• Objective:
Your answer should be one number: the count of lines in these entries that hold the word "делать".

[Records from a collection]
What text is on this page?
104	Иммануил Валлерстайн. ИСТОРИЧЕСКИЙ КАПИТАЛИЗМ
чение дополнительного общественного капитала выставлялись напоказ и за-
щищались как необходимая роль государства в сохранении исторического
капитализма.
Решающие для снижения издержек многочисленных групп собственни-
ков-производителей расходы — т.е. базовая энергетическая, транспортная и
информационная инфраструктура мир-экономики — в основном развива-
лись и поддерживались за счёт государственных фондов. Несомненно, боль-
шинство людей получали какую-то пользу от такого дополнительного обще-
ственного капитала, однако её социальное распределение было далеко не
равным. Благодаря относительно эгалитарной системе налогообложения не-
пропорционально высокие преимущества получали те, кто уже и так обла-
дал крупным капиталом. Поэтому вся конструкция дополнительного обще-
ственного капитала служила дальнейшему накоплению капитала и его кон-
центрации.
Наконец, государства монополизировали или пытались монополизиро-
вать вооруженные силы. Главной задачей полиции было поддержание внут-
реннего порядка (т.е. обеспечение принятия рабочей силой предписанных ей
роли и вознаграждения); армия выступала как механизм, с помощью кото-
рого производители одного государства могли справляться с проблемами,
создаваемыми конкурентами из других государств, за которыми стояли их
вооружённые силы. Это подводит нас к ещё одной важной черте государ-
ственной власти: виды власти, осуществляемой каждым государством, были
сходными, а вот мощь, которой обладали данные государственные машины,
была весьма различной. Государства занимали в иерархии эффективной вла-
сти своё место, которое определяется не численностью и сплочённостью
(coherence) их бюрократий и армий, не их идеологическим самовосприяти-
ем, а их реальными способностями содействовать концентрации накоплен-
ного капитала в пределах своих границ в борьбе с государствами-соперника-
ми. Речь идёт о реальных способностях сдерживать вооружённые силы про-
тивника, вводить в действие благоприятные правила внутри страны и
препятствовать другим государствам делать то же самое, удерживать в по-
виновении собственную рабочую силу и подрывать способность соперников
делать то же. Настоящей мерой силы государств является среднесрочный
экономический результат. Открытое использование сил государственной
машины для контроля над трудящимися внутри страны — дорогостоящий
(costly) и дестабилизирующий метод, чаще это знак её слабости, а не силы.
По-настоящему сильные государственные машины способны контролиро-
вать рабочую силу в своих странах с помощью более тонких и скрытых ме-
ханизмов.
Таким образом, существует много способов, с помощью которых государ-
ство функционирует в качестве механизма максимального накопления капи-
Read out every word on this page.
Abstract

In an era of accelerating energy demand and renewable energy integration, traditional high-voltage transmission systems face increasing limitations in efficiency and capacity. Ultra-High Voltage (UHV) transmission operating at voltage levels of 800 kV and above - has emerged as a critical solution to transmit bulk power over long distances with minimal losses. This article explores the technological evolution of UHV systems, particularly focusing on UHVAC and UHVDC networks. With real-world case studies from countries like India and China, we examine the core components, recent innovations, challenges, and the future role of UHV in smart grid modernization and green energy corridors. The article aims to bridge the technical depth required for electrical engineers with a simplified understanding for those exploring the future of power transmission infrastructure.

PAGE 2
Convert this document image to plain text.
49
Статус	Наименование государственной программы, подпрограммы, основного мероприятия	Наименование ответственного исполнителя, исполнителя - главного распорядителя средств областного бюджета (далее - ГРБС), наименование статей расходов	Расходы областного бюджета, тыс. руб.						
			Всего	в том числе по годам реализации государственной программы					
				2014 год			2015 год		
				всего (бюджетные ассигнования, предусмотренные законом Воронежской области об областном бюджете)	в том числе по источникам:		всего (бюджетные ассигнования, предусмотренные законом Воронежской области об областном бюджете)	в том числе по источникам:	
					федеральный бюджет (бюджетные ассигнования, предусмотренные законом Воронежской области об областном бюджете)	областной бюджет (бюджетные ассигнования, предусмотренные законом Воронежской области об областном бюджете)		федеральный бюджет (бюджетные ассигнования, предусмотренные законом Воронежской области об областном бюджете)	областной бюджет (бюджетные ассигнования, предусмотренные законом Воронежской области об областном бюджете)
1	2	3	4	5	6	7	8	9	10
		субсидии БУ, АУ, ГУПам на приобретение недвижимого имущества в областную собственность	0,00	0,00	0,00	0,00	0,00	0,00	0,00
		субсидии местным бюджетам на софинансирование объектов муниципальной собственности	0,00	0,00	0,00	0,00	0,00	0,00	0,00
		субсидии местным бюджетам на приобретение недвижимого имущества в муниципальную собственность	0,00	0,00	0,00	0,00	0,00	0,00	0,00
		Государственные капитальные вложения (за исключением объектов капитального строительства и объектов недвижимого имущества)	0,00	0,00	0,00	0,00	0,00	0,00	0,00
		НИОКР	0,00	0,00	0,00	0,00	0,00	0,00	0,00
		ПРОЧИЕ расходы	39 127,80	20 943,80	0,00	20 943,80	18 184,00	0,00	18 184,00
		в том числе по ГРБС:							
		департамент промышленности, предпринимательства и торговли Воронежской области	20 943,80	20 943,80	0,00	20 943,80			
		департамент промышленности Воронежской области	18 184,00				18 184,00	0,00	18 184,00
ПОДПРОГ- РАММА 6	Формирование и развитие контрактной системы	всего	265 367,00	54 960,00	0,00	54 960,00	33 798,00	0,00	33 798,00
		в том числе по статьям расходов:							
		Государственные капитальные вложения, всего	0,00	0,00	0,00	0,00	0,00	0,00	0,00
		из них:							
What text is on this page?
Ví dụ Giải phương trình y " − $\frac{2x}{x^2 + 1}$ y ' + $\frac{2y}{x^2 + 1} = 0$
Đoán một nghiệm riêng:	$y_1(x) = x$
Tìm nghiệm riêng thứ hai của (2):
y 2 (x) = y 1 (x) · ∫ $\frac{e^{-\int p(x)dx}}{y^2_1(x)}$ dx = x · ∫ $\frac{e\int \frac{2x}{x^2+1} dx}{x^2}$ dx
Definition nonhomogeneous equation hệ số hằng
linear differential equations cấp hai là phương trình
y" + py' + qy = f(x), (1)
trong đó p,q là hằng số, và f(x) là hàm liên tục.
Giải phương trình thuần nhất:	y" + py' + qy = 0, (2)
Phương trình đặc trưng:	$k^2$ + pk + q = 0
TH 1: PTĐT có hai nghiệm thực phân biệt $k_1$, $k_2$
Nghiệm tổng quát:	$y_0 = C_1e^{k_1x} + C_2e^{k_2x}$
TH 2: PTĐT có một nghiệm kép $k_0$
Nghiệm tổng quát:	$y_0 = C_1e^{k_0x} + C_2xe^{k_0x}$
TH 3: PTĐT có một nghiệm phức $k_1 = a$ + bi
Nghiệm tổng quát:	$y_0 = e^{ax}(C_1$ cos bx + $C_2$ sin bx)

• Answer to this exercise:
2